**Collected data entries**

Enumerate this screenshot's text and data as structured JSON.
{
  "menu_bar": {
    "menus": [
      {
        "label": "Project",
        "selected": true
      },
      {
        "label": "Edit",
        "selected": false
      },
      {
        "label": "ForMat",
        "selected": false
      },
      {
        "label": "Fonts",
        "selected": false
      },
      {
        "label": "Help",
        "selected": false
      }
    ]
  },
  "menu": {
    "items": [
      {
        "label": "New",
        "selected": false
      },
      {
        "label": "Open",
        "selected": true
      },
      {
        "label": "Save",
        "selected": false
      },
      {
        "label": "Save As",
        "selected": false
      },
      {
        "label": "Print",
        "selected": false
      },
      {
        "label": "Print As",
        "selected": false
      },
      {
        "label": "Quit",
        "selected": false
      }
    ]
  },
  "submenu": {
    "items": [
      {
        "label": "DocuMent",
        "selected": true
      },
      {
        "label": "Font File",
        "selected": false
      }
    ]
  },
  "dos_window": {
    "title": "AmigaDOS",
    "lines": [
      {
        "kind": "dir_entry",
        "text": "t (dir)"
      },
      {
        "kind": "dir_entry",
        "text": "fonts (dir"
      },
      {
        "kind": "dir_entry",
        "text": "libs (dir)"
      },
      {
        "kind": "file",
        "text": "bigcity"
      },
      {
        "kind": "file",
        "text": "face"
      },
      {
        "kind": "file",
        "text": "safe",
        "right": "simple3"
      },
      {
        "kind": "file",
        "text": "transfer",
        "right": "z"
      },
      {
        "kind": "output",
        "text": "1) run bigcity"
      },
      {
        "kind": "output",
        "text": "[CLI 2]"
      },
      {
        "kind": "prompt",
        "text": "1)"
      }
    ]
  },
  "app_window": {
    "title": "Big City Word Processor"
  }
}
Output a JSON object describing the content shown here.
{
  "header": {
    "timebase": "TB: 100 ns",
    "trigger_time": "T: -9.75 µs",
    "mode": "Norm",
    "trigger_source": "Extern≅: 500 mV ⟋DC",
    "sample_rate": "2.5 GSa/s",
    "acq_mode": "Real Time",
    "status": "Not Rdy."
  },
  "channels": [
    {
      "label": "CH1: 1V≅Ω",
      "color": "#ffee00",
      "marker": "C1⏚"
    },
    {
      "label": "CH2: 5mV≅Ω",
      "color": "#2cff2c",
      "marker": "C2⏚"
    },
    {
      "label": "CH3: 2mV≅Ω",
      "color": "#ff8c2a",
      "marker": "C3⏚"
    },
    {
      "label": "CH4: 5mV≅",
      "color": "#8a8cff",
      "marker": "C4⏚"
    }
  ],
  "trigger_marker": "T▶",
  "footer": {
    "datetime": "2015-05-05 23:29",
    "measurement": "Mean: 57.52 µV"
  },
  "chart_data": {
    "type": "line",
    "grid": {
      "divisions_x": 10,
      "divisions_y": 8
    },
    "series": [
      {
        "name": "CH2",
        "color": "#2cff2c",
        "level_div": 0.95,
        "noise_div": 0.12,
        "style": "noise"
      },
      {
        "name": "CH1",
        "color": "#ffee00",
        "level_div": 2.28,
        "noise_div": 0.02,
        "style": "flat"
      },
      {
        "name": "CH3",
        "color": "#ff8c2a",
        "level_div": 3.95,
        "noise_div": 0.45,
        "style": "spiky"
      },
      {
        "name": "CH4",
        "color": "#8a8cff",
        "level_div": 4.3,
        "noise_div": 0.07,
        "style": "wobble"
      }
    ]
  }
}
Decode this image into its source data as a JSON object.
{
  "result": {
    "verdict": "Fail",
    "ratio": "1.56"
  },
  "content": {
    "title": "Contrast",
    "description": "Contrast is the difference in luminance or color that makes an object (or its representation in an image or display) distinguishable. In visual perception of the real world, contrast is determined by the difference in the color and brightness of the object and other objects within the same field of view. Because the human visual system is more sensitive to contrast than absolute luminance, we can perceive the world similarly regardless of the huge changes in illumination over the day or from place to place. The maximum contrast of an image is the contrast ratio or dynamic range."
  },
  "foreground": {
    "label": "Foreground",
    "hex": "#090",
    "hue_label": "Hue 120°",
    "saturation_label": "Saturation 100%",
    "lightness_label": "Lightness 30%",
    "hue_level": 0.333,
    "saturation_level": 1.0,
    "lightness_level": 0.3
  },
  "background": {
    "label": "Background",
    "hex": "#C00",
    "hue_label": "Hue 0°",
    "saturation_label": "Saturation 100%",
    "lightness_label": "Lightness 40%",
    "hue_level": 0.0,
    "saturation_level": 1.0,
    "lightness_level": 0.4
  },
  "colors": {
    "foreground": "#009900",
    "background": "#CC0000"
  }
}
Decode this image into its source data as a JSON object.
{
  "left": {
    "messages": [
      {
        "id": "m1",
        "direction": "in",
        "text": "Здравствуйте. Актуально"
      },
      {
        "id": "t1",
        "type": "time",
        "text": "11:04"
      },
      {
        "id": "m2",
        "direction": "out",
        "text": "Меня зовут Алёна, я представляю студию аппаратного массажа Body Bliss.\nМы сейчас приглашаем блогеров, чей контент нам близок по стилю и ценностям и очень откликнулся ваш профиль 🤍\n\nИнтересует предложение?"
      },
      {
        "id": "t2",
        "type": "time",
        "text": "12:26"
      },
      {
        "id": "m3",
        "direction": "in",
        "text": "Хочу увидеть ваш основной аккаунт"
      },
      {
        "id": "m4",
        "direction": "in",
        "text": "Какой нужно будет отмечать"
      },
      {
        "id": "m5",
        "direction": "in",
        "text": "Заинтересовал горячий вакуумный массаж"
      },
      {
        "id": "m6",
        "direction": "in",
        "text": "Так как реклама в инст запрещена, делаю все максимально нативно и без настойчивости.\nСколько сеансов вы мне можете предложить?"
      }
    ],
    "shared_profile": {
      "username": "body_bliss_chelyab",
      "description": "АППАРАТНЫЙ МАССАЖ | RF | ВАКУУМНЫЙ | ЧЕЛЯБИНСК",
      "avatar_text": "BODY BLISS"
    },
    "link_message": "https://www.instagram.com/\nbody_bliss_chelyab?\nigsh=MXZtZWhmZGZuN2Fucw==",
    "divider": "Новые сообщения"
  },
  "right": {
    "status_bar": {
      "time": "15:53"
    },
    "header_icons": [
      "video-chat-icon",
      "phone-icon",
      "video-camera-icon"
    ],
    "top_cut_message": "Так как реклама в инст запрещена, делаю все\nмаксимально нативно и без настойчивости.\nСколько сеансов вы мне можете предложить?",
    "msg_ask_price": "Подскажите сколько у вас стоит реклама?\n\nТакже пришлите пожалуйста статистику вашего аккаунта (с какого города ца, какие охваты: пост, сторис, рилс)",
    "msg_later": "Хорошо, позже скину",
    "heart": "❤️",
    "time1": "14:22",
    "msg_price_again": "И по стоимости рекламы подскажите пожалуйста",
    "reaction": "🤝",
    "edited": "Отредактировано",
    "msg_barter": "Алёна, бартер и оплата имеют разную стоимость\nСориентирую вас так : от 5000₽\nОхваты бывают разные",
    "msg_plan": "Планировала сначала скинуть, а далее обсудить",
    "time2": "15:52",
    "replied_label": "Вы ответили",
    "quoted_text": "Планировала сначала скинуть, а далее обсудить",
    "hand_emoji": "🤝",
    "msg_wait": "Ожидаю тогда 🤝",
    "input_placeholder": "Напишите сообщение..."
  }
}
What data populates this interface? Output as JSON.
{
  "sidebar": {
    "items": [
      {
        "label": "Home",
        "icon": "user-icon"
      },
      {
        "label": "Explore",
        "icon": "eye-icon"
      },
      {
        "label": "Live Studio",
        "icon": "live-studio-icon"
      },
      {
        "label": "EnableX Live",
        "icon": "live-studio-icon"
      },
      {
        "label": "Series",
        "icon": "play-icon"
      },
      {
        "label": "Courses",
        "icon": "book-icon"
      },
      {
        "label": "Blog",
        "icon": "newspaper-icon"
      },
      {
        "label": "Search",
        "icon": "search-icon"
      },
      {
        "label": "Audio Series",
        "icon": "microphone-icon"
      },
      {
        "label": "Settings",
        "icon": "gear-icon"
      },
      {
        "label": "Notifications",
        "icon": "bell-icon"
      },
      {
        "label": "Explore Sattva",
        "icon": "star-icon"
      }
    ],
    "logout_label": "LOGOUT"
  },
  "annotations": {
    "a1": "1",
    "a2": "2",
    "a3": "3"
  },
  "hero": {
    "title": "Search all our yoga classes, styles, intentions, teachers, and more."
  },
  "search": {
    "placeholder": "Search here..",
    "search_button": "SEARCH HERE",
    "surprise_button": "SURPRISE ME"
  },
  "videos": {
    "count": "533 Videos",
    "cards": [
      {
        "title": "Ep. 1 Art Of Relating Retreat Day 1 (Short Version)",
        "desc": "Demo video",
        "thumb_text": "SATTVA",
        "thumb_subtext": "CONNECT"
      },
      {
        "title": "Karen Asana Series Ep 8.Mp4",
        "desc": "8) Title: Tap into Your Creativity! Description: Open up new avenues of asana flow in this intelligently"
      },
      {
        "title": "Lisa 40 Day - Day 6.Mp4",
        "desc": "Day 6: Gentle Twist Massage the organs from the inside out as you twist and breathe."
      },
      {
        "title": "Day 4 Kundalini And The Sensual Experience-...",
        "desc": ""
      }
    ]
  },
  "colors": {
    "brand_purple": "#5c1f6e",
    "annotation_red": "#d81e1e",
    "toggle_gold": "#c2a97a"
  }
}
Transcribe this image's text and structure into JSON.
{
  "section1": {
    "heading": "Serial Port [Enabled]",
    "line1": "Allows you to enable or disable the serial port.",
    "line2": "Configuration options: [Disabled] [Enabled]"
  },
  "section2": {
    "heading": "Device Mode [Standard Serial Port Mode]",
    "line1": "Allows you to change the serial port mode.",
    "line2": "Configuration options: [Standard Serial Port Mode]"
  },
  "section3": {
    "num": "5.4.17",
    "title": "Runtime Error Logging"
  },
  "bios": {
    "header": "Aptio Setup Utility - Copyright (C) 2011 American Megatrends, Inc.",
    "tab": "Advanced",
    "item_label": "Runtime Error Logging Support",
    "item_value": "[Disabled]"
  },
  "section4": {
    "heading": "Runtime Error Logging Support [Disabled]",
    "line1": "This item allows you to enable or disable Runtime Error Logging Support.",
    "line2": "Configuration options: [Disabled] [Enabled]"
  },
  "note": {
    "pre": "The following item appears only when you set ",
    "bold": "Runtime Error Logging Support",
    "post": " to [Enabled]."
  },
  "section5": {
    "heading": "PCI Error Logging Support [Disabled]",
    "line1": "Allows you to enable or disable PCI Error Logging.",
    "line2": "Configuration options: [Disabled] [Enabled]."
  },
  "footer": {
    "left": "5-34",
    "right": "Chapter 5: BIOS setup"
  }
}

**REQUEST**
Filter the records above and return every line that holds the word "Configuration".

**ANSWER TO THIS TASK**
    "line2": "Configuration options: [Disabled] [Enabled]"
    "line2": "Configuration options: [Standard Serial Port Mode]"
    "line2": "Configuration options: [Disabled] [Enabled]"
    "line2": "Configuration options: [Disabled] [Enabled]."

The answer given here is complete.